_Rows from a dataset:_
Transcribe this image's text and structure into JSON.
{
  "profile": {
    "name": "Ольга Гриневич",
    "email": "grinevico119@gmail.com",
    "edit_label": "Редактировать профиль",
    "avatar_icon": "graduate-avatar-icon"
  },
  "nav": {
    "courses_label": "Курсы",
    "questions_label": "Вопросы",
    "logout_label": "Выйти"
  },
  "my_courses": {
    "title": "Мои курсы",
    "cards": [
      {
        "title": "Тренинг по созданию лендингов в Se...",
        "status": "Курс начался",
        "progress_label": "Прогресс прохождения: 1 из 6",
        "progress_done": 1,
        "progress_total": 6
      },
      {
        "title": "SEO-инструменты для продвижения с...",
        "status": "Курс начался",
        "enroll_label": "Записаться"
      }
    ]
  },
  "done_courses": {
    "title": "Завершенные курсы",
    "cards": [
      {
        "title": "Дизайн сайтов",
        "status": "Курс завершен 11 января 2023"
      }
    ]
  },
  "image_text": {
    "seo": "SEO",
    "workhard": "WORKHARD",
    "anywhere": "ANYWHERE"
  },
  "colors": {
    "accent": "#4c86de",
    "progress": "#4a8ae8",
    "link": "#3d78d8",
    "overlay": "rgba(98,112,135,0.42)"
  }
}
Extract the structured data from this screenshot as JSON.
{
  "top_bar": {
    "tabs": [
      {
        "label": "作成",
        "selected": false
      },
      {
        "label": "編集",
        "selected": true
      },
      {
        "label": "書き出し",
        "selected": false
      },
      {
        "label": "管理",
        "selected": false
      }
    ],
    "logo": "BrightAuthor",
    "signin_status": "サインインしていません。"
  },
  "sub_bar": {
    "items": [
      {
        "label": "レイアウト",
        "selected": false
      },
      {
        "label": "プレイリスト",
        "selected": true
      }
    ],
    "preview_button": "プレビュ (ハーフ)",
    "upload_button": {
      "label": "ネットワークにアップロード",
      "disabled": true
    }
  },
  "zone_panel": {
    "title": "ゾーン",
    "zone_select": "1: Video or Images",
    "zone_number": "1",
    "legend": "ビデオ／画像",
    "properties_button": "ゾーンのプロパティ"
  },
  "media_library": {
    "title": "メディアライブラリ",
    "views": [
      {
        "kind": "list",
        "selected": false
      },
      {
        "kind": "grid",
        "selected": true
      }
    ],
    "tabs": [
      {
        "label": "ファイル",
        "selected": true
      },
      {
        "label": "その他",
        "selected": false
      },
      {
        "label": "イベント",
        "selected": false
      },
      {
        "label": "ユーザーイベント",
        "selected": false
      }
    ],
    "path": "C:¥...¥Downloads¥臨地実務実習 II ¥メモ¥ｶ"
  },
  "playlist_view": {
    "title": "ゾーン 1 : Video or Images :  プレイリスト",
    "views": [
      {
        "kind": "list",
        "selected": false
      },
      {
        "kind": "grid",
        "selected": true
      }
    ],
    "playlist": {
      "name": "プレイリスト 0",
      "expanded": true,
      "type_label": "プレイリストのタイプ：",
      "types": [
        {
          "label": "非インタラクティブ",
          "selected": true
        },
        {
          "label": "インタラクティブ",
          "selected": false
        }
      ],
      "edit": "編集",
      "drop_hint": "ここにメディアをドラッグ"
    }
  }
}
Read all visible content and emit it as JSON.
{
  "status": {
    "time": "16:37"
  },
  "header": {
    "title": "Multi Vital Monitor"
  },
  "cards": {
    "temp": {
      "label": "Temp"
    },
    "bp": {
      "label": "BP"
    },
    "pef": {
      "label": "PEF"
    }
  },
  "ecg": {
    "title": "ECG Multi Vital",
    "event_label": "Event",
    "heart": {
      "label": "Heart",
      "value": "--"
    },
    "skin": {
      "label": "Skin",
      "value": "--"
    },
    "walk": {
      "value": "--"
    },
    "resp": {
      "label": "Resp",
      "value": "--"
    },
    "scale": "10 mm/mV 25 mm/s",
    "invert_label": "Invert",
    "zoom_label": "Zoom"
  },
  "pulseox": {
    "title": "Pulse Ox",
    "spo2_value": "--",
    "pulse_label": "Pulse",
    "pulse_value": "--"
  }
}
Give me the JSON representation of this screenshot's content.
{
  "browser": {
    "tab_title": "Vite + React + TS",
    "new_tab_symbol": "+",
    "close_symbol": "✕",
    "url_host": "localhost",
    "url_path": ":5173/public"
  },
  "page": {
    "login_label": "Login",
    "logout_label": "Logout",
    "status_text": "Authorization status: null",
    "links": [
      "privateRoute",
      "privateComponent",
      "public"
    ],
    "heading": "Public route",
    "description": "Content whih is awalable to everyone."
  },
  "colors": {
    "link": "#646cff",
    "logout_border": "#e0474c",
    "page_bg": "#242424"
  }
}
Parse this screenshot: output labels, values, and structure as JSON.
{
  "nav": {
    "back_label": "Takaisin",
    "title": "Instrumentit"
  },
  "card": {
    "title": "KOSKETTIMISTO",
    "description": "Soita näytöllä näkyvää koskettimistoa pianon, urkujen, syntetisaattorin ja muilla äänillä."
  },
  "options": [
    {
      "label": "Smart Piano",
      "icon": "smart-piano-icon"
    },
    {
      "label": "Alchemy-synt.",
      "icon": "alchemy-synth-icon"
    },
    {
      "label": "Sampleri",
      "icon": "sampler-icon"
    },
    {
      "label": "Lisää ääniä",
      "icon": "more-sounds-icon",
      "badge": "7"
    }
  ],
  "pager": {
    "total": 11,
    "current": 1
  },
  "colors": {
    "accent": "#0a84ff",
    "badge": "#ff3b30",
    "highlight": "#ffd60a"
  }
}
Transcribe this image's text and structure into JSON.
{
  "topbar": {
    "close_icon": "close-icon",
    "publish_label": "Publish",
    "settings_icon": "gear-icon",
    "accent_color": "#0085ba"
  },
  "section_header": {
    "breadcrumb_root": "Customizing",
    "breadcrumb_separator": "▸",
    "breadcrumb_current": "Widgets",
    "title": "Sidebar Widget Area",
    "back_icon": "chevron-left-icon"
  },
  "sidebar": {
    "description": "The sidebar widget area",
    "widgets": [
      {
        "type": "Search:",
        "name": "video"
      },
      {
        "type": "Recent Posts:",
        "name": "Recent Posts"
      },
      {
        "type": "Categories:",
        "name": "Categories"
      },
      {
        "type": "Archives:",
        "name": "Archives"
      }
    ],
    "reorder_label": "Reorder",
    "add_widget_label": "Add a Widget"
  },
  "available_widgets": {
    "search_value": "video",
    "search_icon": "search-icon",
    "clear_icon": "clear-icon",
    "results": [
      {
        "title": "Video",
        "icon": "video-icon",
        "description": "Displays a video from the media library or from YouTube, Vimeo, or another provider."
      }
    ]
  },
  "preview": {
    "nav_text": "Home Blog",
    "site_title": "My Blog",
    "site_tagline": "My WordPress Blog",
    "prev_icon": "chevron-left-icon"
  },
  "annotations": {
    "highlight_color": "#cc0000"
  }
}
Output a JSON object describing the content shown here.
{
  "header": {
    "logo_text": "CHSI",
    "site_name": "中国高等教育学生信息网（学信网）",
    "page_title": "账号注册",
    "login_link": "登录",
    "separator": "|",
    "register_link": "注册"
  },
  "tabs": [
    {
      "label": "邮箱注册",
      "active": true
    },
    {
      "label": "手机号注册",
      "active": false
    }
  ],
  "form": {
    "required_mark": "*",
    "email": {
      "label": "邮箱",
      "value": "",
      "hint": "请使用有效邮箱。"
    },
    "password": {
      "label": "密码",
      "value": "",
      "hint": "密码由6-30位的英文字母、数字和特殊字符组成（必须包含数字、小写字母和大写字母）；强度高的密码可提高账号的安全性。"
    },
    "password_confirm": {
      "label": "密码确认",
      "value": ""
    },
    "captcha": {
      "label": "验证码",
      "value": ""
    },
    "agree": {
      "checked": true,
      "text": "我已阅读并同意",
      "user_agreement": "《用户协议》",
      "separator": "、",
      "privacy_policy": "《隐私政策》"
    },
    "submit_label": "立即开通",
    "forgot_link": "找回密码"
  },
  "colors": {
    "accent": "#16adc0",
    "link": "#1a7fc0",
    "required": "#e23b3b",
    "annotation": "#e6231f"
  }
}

_Work to do:_ Locate and copy each line in the data above that includes the word "JSON".

_Exercise output:_
Transcribe this image's text and structure into JSON.
Extract the structured data from this screenshot as JSON.
Read all visible content and emit it as JSON.
Give me the JSON representation of this screenshot's content.
Parse this screenshot: output labels, values, and structure as JSON.
Transcribe this image's text and structure into JSON.
Output a JSON object describing the content shown here.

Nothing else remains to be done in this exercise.